Task :: Quote the entries in full, character for character, without their images.

Extracted material ::
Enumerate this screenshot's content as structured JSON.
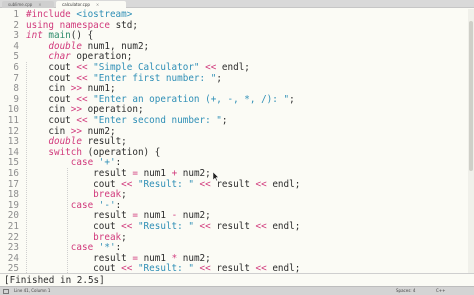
{
  "tabs": [
    {
      "label": "sublime.cpp",
      "active": false
    },
    {
      "label": "calculator.cpp",
      "active": true
    }
  ],
  "code_lines": [
    {
      "n": "1",
      "tokens": [
        {
          "t": "#include ",
          "c": "pp"
        },
        {
          "t": "<iostream>",
          "c": "str"
        }
      ]
    },
    {
      "n": "2",
      "tokens": [
        {
          "t": "using ",
          "c": "kw"
        },
        {
          "t": "namespace ",
          "c": "kw"
        },
        {
          "t": "std;",
          "c": "plain"
        }
      ]
    },
    {
      "n": "3",
      "tokens": [
        {
          "t": "int ",
          "c": "type"
        },
        {
          "t": "main",
          "c": "fn"
        },
        {
          "t": "() {",
          "c": "plain"
        }
      ]
    },
    {
      "n": "4",
      "tokens": [
        {
          "t": "    ",
          "c": "plain"
        },
        {
          "t": "double ",
          "c": "type"
        },
        {
          "t": "num1, num2;",
          "c": "plain"
        }
      ]
    },
    {
      "n": "5",
      "tokens": [
        {
          "t": "    ",
          "c": "plain"
        },
        {
          "t": "char ",
          "c": "type"
        },
        {
          "t": "operation;",
          "c": "plain"
        }
      ]
    },
    {
      "n": "6",
      "tokens": [
        {
          "t": "    cout ",
          "c": "plain"
        },
        {
          "t": "<< ",
          "c": "op"
        },
        {
          "t": "\"Simple Calculator\" ",
          "c": "str"
        },
        {
          "t": "<< ",
          "c": "op"
        },
        {
          "t": "endl;",
          "c": "plain"
        }
      ]
    },
    {
      "n": "7",
      "tokens": [
        {
          "t": "    cout ",
          "c": "plain"
        },
        {
          "t": "<< ",
          "c": "op"
        },
        {
          "t": "\"Enter first number: \"",
          "c": "str"
        },
        {
          "t": ";",
          "c": "plain"
        }
      ]
    },
    {
      "n": "8",
      "tokens": [
        {
          "t": "    cin ",
          "c": "plain"
        },
        {
          "t": ">> ",
          "c": "op"
        },
        {
          "t": "num1;",
          "c": "plain"
        }
      ]
    },
    {
      "n": "9",
      "tokens": [
        {
          "t": "    cout ",
          "c": "plain"
        },
        {
          "t": "<< ",
          "c": "op"
        },
        {
          "t": "\"Enter an operation (+, -, *, /): \"",
          "c": "str"
        },
        {
          "t": ";",
          "c": "plain"
        }
      ]
    },
    {
      "n": "10",
      "tokens": [
        {
          "t": "    cin ",
          "c": "plain"
        },
        {
          "t": ">> ",
          "c": "op"
        },
        {
          "t": "operation;",
          "c": "plain"
        }
      ]
    },
    {
      "n": "11",
      "tokens": [
        {
          "t": "    cout ",
          "c": "plain"
        },
        {
          "t": "<< ",
          "c": "op"
        },
        {
          "t": "\"Enter second number: \"",
          "c": "str"
        },
        {
          "t": ";",
          "c": "plain"
        }
      ]
    },
    {
      "n": "12",
      "tokens": [
        {
          "t": "    cin ",
          "c": "plain"
        },
        {
          "t": ">> ",
          "c": "op"
        },
        {
          "t": "num2;",
          "c": "plain"
        }
      ]
    },
    {
      "n": "13",
      "tokens": [
        {
          "t": "    ",
          "c": "plain"
        },
        {
          "t": "double ",
          "c": "type"
        },
        {
          "t": "result;",
          "c": "plain"
        }
      ]
    },
    {
      "n": "14",
      "tokens": [
        {
          "t": "    ",
          "c": "plain"
        },
        {
          "t": "switch ",
          "c": "kw"
        },
        {
          "t": "(operation) {",
          "c": "plain"
        }
      ]
    },
    {
      "n": "15",
      "tokens": [
        {
          "t": "        ",
          "c": "plain"
        },
        {
          "t": "case ",
          "c": "kw"
        },
        {
          "t": "'+'",
          "c": "str"
        },
        {
          "t": ":",
          "c": "plain"
        }
      ]
    },
    {
      "n": "16",
      "tokens": [
        {
          "t": "            result ",
          "c": "plain"
        },
        {
          "t": "= ",
          "c": "op"
        },
        {
          "t": "num1 ",
          "c": "plain"
        },
        {
          "t": "+ ",
          "c": "op"
        },
        {
          "t": "num2;",
          "c": "plain"
        }
      ]
    },
    {
      "n": "17",
      "tokens": [
        {
          "t": "            cout ",
          "c": "plain"
        },
        {
          "t": "<< ",
          "c": "op"
        },
        {
          "t": "\"Result: \" ",
          "c": "str"
        },
        {
          "t": "<< ",
          "c": "op"
        },
        {
          "t": "result ",
          "c": "plain"
        },
        {
          "t": "<< ",
          "c": "op"
        },
        {
          "t": "endl;",
          "c": "plain"
        }
      ]
    },
    {
      "n": "18",
      "tokens": [
        {
          "t": "            ",
          "c": "plain"
        },
        {
          "t": "break",
          "c": "kw"
        },
        {
          "t": ";",
          "c": "plain"
        }
      ]
    },
    {
      "n": "19",
      "tokens": [
        {
          "t": "        ",
          "c": "plain"
        },
        {
          "t": "case ",
          "c": "kw"
        },
        {
          "t": "'-'",
          "c": "str"
        },
        {
          "t": ":",
          "c": "plain"
        }
      ]
    },
    {
      "n": "20",
      "tokens": [
        {
          "t": "            result ",
          "c": "plain"
        },
        {
          "t": "= ",
          "c": "op"
        },
        {
          "t": "num1 ",
          "c": "plain"
        },
        {
          "t": "- ",
          "c": "op"
        },
        {
          "t": "num2;",
          "c": "plain"
        }
      ]
    },
    {
      "n": "21",
      "tokens": [
        {
          "t": "            cout ",
          "c": "plain"
        },
        {
          "t": "<< ",
          "c": "op"
        },
        {
          "t": "\"Result: \" ",
          "c": "str"
        },
        {
          "t": "<< ",
          "c": "op"
        },
        {
          "t": "result ",
          "c": "plain"
        },
        {
          "t": "<< ",
          "c": "op"
        },
        {
          "t": "endl;",
          "c": "plain"
        }
      ]
    },
    {
      "n": "22",
      "tokens": [
        {
          "t": "            ",
          "c": "plain"
        },
        {
          "t": "break",
          "c": "kw"
        },
        {
          "t": ";",
          "c": "plain"
        }
      ]
    },
    {
      "n": "23",
      "tokens": [
        {
          "t": "        ",
          "c": "plain"
        },
        {
          "t": "case ",
          "c": "kw"
        },
        {
          "t": "'*'",
          "c": "str"
        },
        {
          "t": ":",
          "c": "plain"
        }
      ]
    },
    {
      "n": "24",
      "tokens": [
        {
          "t": "            result ",
          "c": "plain"
        },
        {
          "t": "= ",
          "c": "op"
        },
        {
          "t": "num1 ",
          "c": "plain"
        },
        {
          "t": "* ",
          "c": "op"
        },
        {
          "t": "num2;",
          "c": "plain"
        }
      ]
    },
    {
      "n": "25",
      "tokens": [
        {
          "t": "            cout ",
          "c": "plain"
        },
        {
          "t": "<< ",
          "c": "op"
        },
        {
          "t": "\"Result: \" ",
          "c": "str"
        },
        {
          "t": "<< ",
          "c": "op"
        },
        {
          "t": "result ",
          "c": "plain"
        },
        {
          "t": "<< ",
          "c": "op"
        },
        {
          "t": "endl;",
          "c": "plain"
        }
      ]
    }
  ],
  "output_panel": {
    "text": "[Finished in 2.5s]"
  },
  "status_bar": {
    "position": "Line 41, Column 1",
    "indentation": "Spaces: 4",
    "syntax": "C++"
  },
  "icons": {
    "panel_toggle": "panel-icon",
    "tab_close": "close-icon",
    "mouse_cursor": "cursor-icon"
  }
}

Reply ::
Enumerate this screenshot's content as structured JSON.
{
  "tabs": [
    {
      "label": "sublime.cpp",
      "active": false
    },
    {
      "label": "calculator.cpp",
      "active": true
    }
  ],
  "code_lines": [
    {
      "n": "1",
      "tokens": [
        {
          "t": "#include ",
          "c": "pp"
        },
        {
          "t": "<iostream>",
          "c": "str"
        }
      ]
    },
    {
      "n": "2",
      "tokens": [
        {
          "t": "using ",
          "c": "kw"
        },
        {
          "t": "namespace ",
          "c": "kw"
        },
        {
          "t": "std;",
          "c": "plain"
        }
      ]
    },
    {
      "n": "3",
      "tokens": [
        {
          "t": "int ",
          "c": "type"
        },
        {
          "t": "main",
          "c": "fn"
        },
        {
          "t": "() {",
          "c": "plain"
        }
      ]
    },
    {
      "n": "4",
      "tokens": [
        {
          "t": "    ",
          "c": "plain"
        },
        {
          "t": "double ",
          "c": "type"
        },
        {
          "t": "num1, num2;",
          "c": "plain"
        }
      ]
    },
    {
      "n": "5",
      "tokens": [
        {
          "t": "    ",
          "c": "plain"
        },
        {
          "t": "char ",
          "c": "type"
        },
        {
          "t": "operation;",
          "c": "plain"
        }
      ]
    },
    {
      "n": "6",
      "tokens": [
        {
          "t": "    cout ",
          "c": "plain"
        },
        {
          "t": "<< ",
          "c": "op"
        },
        {
          "t": "\"Simple Calculator\" ",
          "c": "str"
        },
        {
          "t": "<< ",
          "c": "op"
        },
        {
          "t": "endl;",
          "c": "plain"
        }
      ]
    },
    {
      "n": "7",
      "tokens": [
        {
          "t": "    cout ",
          "c": "plain"
        },
        {
          "t": "<< ",
          "c": "op"
        },
        {
          "t": "\"Enter first number: \"",
          "c": "str"
        },
        {
          "t": ";",
          "c": "plain"
        }
      ]
    },
    {
      "n": "8",
      "tokens": [
        {
          "t": "    cin ",
          "c": "plain"
        },
        {
          "t": ">> ",
          "c": "op"
        },
        {
          "t": "num1;",
          "c": "plain"
        }
      ]
    },
    {
      "n": "9",
      "tokens": [
        {
          "t": "    cout ",
          "c": "plain"
        },
        {
          "t": "<< ",
          "c": "op"
        },
        {
          "t": "\"Enter an operation (+, -, *, /): \"",
          "c": "str"
        },
        {
          "t": ";",
          "c": "plain"
        }
      ]
    },
    {
      "n": "10",
      "tokens": [
        {
          "t": "    cin ",
          "c": "plain"
        },
        {
          "t": ">> ",
          "c": "op"
        },
        {
          "t": "operation;",
          "c": "plain"
        }
      ]
    },
    {
      "n": "11",
      "tokens": [
        {
          "t": "    cout ",
          "c": "plain"
        },
        {
          "t": "<< ",
          "c": "op"
        },
        {
          "t": "\"Enter second number: \"",
          "c": "str"
        },
        {
          "t": ";",
          "c": "plain"
        }
      ]
    },
    {
      "n": "12",
      "tokens": [
        {
          "t": "    cin ",
          "c": "plain"
        },
        {
          "t": ">> ",
          "c": "op"
        },
        {
          "t": "num2;",
          "c": "plain"
        }
      ]
    },
    {
      "n": "13",
      "tokens": [
        {
          "t": "    ",
          "c": "plain"
        },
        {
          "t": "double ",
          "c": "type"
        },
        {
          "t": "result;",
          "c": "plain"
        }
      ]
    },
    {
      "n": "14",
      "tokens": [
        {
          "t": "    ",
          "c": "plain"
        },
        {
          "t": "switch ",
          "c": "kw"
        },
        {
          "t": "(operation) {",
          "c": "plain"
        }
      ]
    },
    {
      "n": "15",
      "tokens": [
        {
          "t": "        ",
          "c": "plain"
        },
        {
          "t": "case ",
          "c": "kw"
        },
        {
          "t": "'+'",
          "c": "str"
        },
        {
          "t": ":",
          "c": "plain"
        }
      ]
    },
    {
      "n": "16",
      "tokens": [
        {
          "t": "            result ",
          "c": "plain"
        },
        {
          "t": "= ",
          "c": "op"
        },
        {
          "t": "num1 ",
          "c": "plain"
        },
        {
          "t": "+ ",
          "c": "op"
        },
        {
          "t": "num2;",
          "c": "plain"
        }
      ]
    },
    {
      "n": "17",
      "tokens": [
        {
          "t": "            cout ",
          "c": "plain"
        },
        {
          "t": "<< ",
          "c": "op"
        },
        {
          "t": "\"Result: \" ",
          "c": "str"
        },
        {
          "t": "<< ",
          "c": "op"
        },
        {
          "t": "result ",
          "c": "plain"
        },
        {
          "t": "<< ",
          "c": "op"
        },
        {
          "t": "endl;",
          "c": "plain"
        }
      ]
    },
    {
      "n": "18",
      "tokens": [
        {
          "t": "            ",
          "c": "plain"
        },
        {
          "t": "break",
          "c": "kw"
        },
        {
          "t": ";",
          "c": "plain"
        }
      ]
    },
    {
      "n": "19",
      "tokens": [
        {
          "t": "        ",
          "c": "plain"
        },
        {
          "t": "case ",
          "c": "kw"
        },
        {
          "t": "'-'",
          "c": "str"
        },
        {
          "t": ":",
          "c": "plain"
        }
      ]
    },
    {
      "n": "20",
      "tokens": [
        {
          "t": "            result ",
          "c": "plain"
        },
        {
          "t": "= ",
          "c": "op"
        },
        {
          "t": "num1 ",
          "c": "plain"
        },
        {
          "t": "- ",
          "c": "op"
        },
        {
          "t": "num2;",
          "c": "plain"
        }
      ]
    },
    {
      "n": "21",
      "tokens": [
        {
          "t": "            cout ",
          "c": "plain"
        },
        {
          "t": "<< ",
          "c": "op"
        },
        {
          "t": "\"Result: \" ",
          "c": "str"
        },
        {
          "t": "<< ",
          "c": "op"
        },
        {
          "t": "result ",
          "c": "plain"
        },
        {
          "t": "<< ",
          "c": "op"
        },
        {
          "t": "endl;",
          "c": "plain"
        }
      ]
    },
    {
      "n": "22",
      "tokens": [
        {
          "t": "            ",
          "c": "plain"
        },
        {
          "t": "break",
          "c": "kw"
        },
        {
          "t": ";",
          "c": "plain"
        }
      ]
    },
    {
      "n": "23",
      "tokens": [
        {
          "t": "        ",
          "c": "plain"
        },
        {
          "t": "case ",
          "c": "kw"
        },
        {
          "t": "'*'",
          "c": "str"
        },
        {
          "t": ":",
          "c": "plain"
        }
      ]
    },
    {
      "n": "24",
      "tokens": [
        {
          "t": "            result ",
          "c": "plain"
        },
        {
          "t": "= ",
          "c": "op"
        },
        {
          "t": "num1 ",
          "c": "plain"
        },
        {
          "t": "* ",
          "c": "op"
        },
        {
          "t": "num2;",
          "c": "plain"
        }
      ]
    },
    {
      "n": "25",
      "tokens": [
        {
          "t": "            cout ",
          "c": "plain"
        },
        {
          "t": "<< ",
          "c": "op"
        },
        {
          "t": "\"Result: \" ",
          "c": "str"
        },
        {
          "t": "<< ",
          "c": "op"
        },
        {
          "t": "result ",
          "c": "plain"
        },
        {
          "t": "<< ",
          "c": "op"
        },
        {
          "t": "endl;",
          "c": "plain"
        }
      ]
    }
  ],
  "output_panel": {
    "text": "[Finished in 2.5s]"
  },
  "status_bar": {
    "position": "Line 41, Column 1",
    "indentation": "Spaces: 4",
    "syntax": "C++"
  },
  "icons": {
    "panel_toggle": "panel-icon",
    "tab_close": "close-icon",
    "mouse_cursor": "cursor-icon"
  }
}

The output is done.